» Description of the task
Tell how many lines include the string "features". Answer with a single number.

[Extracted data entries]
++++++++++
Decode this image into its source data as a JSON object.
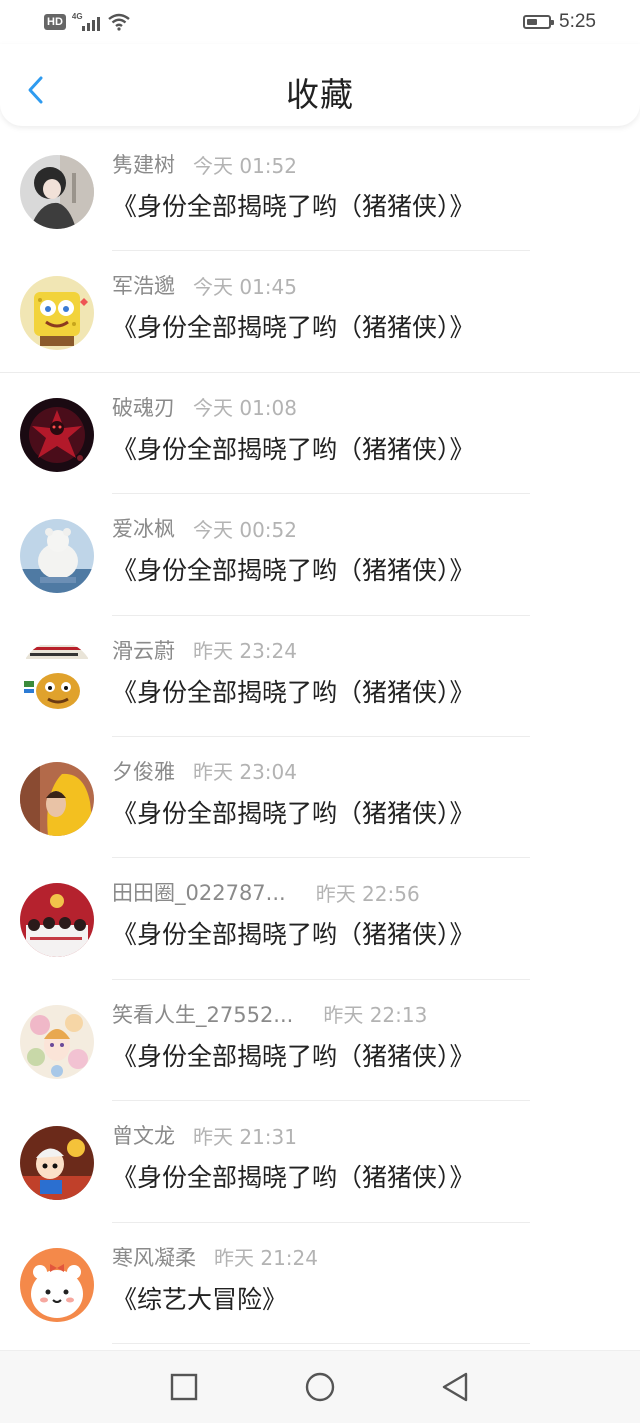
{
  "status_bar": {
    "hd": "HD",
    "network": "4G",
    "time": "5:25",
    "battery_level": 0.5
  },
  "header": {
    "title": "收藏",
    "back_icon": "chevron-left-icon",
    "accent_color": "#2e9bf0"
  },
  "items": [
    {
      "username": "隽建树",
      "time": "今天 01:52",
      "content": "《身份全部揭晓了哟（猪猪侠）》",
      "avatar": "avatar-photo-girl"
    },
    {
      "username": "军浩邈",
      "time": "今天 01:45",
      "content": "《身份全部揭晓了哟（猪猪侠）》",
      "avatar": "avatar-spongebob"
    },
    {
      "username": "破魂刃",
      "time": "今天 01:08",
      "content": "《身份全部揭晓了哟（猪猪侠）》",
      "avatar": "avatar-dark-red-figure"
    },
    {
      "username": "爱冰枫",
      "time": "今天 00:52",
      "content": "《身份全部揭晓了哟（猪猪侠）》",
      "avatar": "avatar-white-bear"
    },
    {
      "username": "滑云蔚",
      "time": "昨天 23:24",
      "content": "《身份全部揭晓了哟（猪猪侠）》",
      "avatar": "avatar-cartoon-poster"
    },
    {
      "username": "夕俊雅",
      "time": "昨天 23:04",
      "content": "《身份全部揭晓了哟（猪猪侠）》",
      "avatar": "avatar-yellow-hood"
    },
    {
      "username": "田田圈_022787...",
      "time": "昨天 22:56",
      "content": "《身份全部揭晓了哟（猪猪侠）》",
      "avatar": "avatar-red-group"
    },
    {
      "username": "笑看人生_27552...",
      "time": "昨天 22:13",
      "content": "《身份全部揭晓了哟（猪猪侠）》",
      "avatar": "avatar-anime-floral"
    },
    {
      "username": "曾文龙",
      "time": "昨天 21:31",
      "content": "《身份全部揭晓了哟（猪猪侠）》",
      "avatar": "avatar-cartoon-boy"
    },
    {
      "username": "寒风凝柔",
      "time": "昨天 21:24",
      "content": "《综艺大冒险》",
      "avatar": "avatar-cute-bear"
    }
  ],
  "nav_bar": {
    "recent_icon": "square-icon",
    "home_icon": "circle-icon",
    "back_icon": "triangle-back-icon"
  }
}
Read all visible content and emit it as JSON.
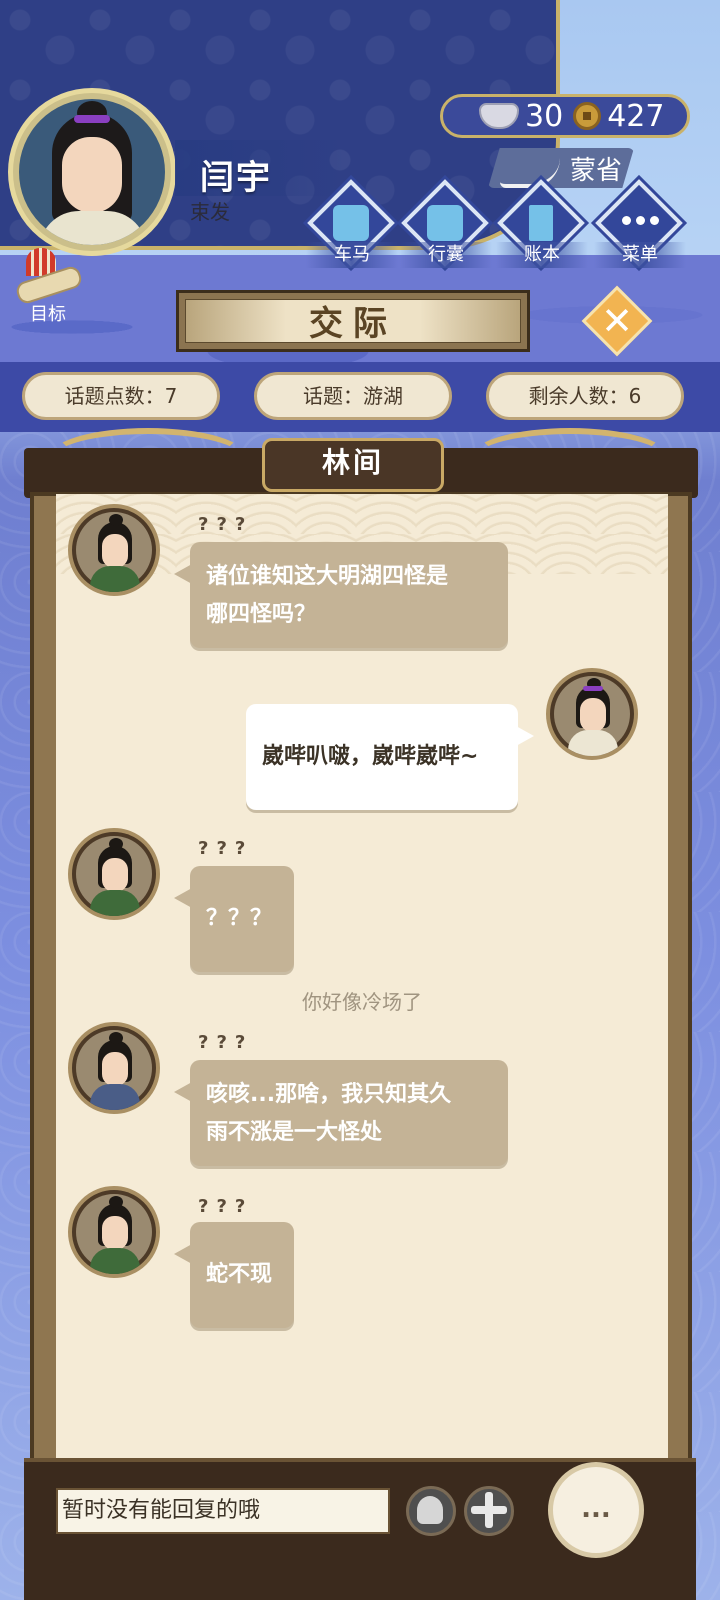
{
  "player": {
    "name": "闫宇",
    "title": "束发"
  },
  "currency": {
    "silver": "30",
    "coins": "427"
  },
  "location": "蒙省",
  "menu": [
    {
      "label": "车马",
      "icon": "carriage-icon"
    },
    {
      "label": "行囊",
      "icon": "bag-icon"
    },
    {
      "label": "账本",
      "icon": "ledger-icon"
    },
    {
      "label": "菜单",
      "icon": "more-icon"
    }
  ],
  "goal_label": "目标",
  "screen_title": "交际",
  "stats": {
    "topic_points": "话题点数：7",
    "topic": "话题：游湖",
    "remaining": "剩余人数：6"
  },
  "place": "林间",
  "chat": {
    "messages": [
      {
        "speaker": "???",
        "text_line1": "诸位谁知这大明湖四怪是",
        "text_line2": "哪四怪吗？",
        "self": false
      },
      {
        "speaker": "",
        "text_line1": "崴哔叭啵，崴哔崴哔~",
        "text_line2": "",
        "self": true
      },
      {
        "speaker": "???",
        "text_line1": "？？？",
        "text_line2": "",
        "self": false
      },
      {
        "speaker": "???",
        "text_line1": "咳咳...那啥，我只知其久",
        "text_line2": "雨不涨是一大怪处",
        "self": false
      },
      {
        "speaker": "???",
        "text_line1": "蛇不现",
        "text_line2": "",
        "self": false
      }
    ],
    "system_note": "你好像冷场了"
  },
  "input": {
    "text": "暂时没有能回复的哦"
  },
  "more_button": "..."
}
++++++++++
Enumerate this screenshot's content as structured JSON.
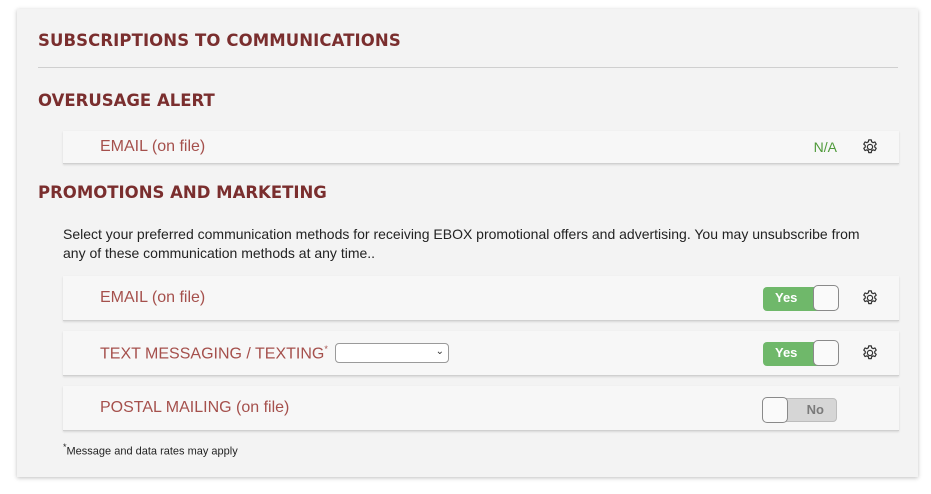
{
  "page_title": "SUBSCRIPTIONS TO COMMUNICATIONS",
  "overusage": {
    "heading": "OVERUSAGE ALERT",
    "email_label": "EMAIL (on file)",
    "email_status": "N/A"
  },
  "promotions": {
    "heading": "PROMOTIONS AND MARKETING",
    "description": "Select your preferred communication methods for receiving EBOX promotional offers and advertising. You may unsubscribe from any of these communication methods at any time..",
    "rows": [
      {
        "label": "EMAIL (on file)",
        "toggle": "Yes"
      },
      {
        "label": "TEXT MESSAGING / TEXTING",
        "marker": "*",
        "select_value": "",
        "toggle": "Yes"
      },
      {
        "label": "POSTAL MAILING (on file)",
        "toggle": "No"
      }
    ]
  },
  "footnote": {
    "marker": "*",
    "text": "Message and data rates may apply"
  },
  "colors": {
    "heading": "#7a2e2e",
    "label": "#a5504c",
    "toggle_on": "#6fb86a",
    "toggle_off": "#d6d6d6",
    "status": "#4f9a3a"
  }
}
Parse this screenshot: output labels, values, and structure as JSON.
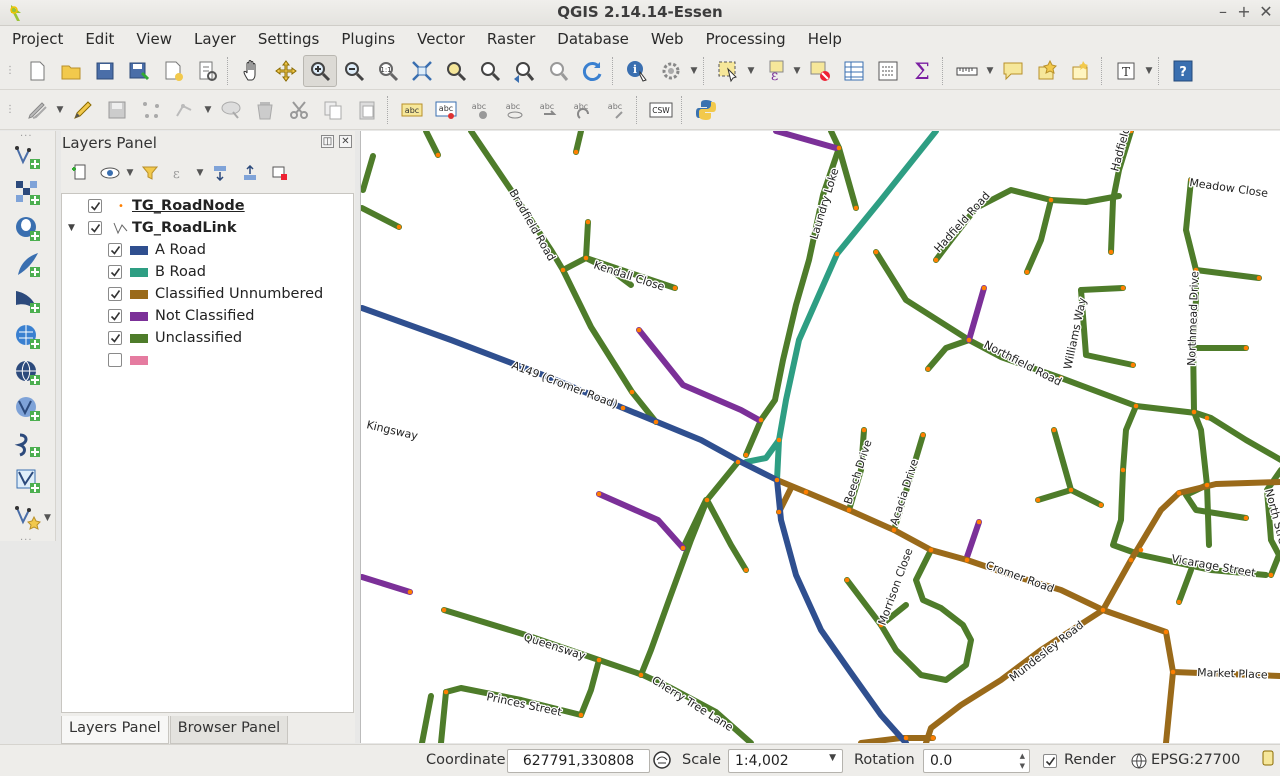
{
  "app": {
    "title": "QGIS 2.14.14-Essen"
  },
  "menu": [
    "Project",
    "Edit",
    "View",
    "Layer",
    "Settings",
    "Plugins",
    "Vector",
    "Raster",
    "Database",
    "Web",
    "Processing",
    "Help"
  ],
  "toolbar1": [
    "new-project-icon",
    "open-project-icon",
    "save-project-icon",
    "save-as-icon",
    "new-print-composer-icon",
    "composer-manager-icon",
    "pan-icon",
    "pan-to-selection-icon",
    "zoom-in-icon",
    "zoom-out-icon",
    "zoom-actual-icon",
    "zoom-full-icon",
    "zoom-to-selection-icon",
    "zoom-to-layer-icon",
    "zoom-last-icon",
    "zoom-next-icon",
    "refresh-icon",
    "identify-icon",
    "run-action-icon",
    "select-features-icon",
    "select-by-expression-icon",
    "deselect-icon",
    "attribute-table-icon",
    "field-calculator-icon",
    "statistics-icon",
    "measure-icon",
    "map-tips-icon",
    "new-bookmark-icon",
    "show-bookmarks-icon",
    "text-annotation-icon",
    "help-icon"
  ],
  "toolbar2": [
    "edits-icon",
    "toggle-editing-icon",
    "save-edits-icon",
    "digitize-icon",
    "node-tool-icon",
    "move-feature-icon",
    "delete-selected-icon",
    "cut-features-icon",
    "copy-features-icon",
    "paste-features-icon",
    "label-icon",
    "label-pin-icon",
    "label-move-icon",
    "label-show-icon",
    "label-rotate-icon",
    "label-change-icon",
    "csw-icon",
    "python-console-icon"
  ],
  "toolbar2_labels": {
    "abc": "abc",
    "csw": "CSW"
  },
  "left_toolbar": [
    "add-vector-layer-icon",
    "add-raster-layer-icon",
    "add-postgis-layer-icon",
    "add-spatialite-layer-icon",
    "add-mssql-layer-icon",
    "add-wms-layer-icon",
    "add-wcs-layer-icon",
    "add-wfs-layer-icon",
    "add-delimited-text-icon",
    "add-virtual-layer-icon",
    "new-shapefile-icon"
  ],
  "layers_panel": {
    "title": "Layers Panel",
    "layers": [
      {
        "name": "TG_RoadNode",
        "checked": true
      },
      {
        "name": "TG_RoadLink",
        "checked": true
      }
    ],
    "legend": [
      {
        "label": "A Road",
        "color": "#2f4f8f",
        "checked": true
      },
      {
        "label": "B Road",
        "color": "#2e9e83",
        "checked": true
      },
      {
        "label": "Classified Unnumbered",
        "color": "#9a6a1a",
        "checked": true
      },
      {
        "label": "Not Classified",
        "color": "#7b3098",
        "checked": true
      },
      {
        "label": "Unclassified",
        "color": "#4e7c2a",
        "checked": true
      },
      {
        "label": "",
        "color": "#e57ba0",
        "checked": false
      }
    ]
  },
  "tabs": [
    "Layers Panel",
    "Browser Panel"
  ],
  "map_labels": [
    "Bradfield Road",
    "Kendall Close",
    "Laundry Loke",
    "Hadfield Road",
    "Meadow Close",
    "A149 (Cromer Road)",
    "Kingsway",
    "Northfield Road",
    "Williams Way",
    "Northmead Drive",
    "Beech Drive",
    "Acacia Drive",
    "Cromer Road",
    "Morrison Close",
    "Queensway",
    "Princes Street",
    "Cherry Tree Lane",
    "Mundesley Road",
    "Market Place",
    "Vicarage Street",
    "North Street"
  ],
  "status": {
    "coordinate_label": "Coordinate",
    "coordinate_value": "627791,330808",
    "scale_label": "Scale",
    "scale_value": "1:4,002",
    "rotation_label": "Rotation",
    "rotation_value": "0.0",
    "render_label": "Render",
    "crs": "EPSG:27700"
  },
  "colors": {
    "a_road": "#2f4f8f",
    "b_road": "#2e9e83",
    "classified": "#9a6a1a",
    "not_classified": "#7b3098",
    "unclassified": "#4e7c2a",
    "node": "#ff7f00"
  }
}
++++++++++
» Final result
4